> TO BE DONE
Please display every line of the material below that contains the word "unit", copying each line in full. Case counts.

> DATASET EXTRACT
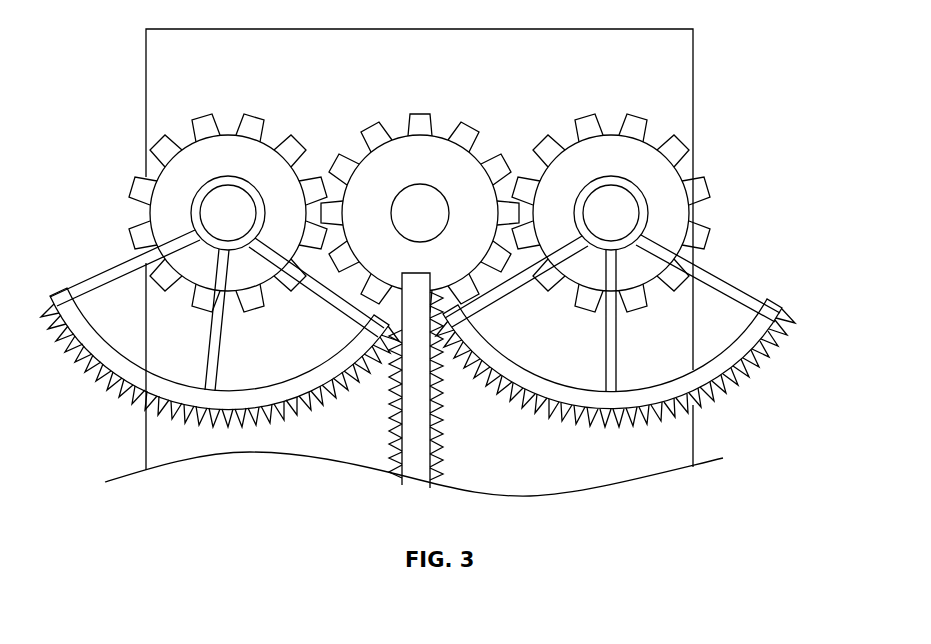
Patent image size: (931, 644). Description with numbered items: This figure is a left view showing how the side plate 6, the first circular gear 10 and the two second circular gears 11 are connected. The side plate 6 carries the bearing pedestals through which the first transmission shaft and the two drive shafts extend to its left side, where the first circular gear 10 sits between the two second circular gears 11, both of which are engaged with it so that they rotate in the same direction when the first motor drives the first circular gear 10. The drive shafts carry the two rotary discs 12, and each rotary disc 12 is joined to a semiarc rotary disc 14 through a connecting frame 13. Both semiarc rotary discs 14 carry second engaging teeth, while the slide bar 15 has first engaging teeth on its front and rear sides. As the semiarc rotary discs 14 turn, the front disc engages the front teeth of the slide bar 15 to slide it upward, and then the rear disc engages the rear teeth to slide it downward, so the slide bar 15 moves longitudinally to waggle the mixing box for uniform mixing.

The side plate 6 is at (168, 92).
The first circular gear 10 is at (420, 123).
The second circular gear 11 is at (643, 134).
The rotary disc 12 is at (650, 205).
The connecting frame 13 is at (105, 274).
The semiarc rotary disc 14 is at (779, 312).
The slide bar 15 is at (410, 470).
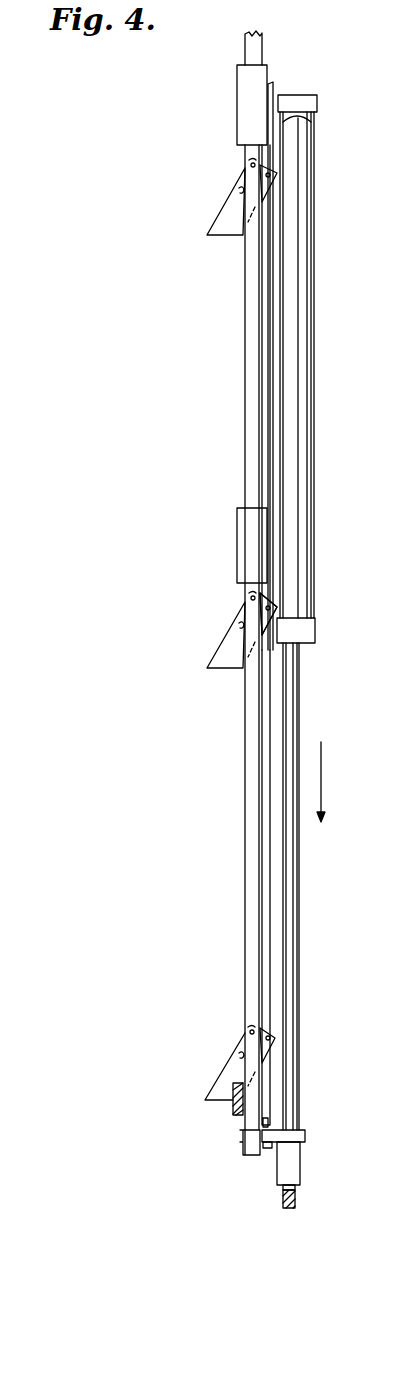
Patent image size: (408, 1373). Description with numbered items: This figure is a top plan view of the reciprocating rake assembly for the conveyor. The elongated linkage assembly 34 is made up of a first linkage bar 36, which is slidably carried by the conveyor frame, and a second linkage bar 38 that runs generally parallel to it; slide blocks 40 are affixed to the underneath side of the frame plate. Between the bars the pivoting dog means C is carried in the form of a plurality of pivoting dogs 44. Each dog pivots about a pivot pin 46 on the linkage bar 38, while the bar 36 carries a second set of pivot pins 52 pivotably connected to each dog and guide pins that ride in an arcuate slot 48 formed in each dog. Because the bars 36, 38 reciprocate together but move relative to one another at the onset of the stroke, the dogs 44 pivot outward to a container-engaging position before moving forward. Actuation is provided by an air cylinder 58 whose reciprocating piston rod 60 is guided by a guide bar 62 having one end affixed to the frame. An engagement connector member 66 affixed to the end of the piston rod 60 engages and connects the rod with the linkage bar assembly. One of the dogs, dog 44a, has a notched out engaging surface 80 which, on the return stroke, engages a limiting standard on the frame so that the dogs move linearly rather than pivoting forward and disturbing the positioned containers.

The linkage assembly 34 is at (262, 421).
The first linkage bar 36 is at (245, 336).
The second linkage bar 38 is at (268, 815).
The slide blocks 40 is at (237, 524).
The pivoting dogs 44 is at (229, 197).
The dog 44a is at (210, 1100).
The pivot pin 46 is at (263, 603).
The arcuate slot 48 is at (240, 625).
The pivot pins 52 is at (251, 598).
The air cylinder 58 is at (307, 400).
The piston rod 60 is at (302, 877).
The guide bar 62 is at (288, 1003).
The engagement connector member 66 is at (306, 1137).
The notched out engaging surface 80 is at (235, 1110).
The dog means C is at (233, 1049).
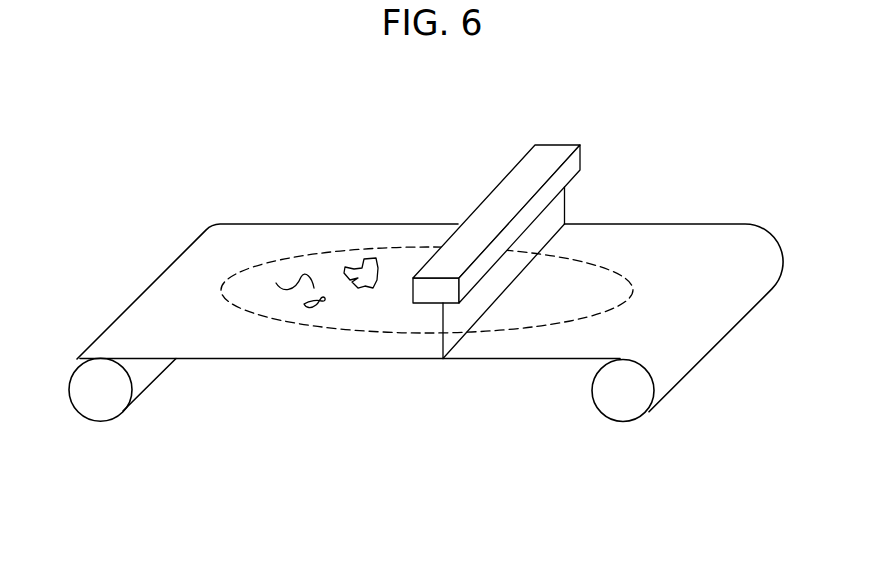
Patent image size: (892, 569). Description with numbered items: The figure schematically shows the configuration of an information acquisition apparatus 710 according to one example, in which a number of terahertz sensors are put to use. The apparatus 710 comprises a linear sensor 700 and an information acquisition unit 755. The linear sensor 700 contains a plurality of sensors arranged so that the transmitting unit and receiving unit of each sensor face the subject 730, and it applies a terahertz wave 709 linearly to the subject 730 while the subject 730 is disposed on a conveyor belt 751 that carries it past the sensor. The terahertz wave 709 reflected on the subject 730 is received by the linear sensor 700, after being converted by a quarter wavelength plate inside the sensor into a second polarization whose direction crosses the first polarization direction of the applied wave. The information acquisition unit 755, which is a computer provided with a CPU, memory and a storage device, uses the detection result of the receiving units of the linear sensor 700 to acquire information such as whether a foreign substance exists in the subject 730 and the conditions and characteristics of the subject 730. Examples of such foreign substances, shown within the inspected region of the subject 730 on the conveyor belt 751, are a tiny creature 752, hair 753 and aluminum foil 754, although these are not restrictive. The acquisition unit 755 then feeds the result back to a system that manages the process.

The linear sensor 700 is at (499, 194).
The terahertz wave 709 is at (447, 335).
The information acquisition apparatus 710 is at (546, 255).
The subject 730 is at (582, 285).
The conveyor belt 751 is at (157, 307).
The tiny creature 752 is at (312, 312).
The hair 753 is at (302, 275).
The aluminum foil 754 is at (372, 263).
The information acquisition unit 755 is at (508, 190).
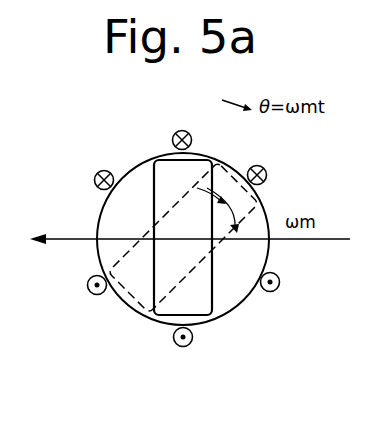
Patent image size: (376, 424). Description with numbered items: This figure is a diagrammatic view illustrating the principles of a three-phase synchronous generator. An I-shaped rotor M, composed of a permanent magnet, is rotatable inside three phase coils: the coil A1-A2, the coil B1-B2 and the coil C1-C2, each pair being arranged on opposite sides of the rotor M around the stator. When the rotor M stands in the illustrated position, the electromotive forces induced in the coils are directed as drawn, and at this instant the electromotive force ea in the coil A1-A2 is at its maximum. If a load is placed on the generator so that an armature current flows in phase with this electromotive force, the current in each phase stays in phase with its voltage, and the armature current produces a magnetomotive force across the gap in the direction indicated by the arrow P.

The phase coil A1 is at (186, 129).
The phase coil A2 is at (184, 353).
The phase coil B1 is at (284, 294).
The phase coil B2 is at (91, 171).
The phase coil C1 is at (88, 295).
The phase coil C2 is at (272, 168).
The I-shaped rotor M is at (202, 280).
The arrow P is at (63, 240).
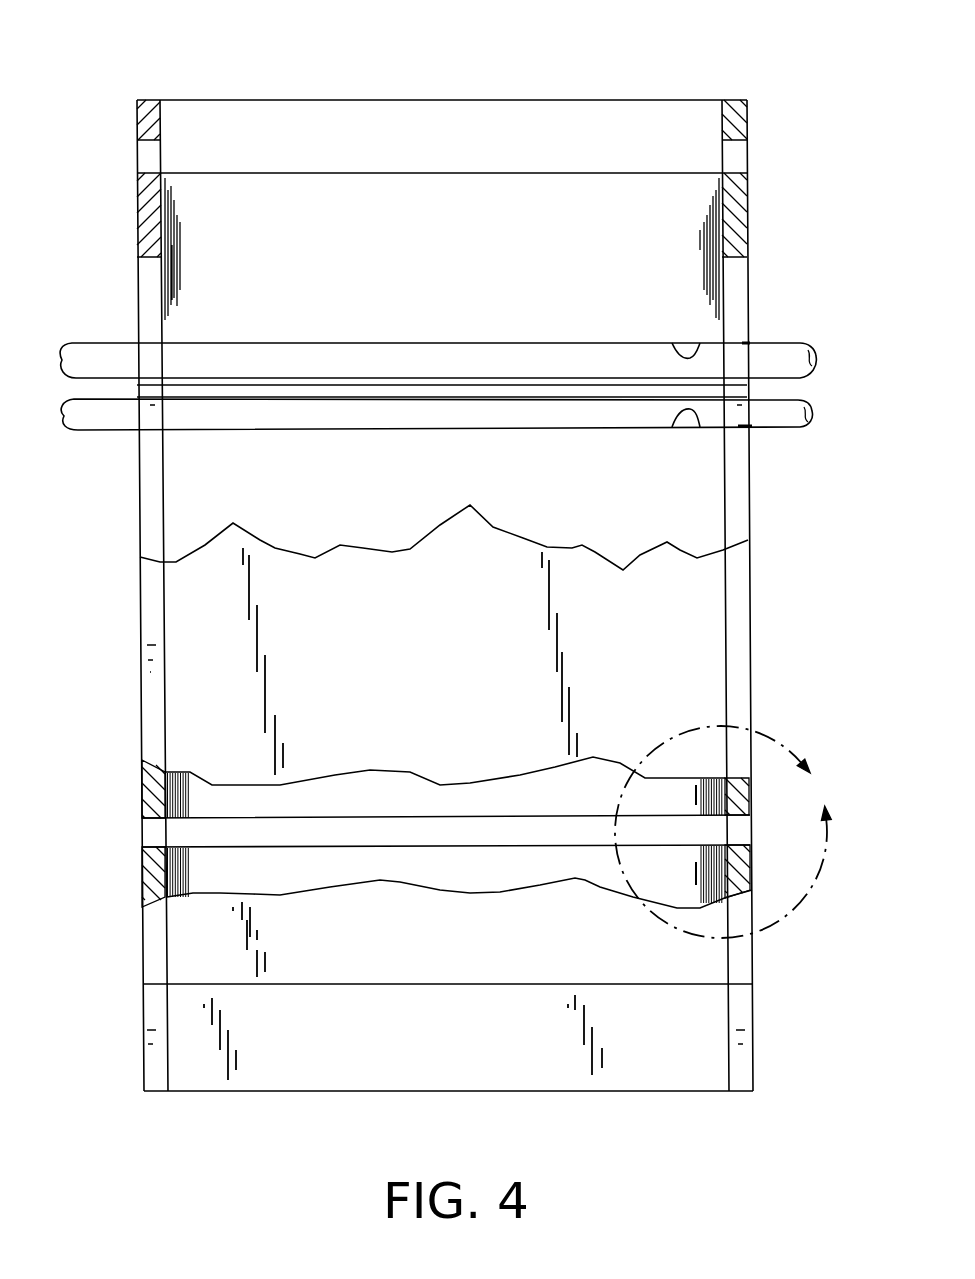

> OUTPUT BELOW
Patent image size: (892, 569). Description with numbered items: The figure schematically shows the configuration of an information acquisition apparatus 710 according to one example, in which a number of terahertz sensors are put to use. The apparatus 710 comprises a linear sensor 700 and an information acquisition unit 755. The linear sensor 700 contains a plurality of sensors arranged so that the transmitting unit and receiving unit of each sensor face the subject 730, and it applies a terahertz wave 709 linearly to the subject 730 while the subject 730 is disposed on a conveyor belt 751 that carries it past the sensor. The terahertz wave 709 reflected on the subject 730 is received by the linear sensor 700, after being converted by a quarter wavelength plate inside the sensor into a second polarization whose direction crosses the first polarization direction of the applied wave. The information acquisition unit 755, which is a computer provided with a CPU, memory and a storage device, uses the detection result of the receiving units of the linear sensor 700 to acquire information such as whether a foreign substance exists in the subject 730 and the conditions and characteristics of the subject 730. Examples of such foreign substances, shown within the inspected region of the subject 730 on the conveyor belt 751, are a tiny creature 752, hair 753 and aluminum foil 754, although these are not restrictive. The acquisition unit 755 then feeds the result back to a system that manages the process.
The information acquisition unit 755 is at (508, 190).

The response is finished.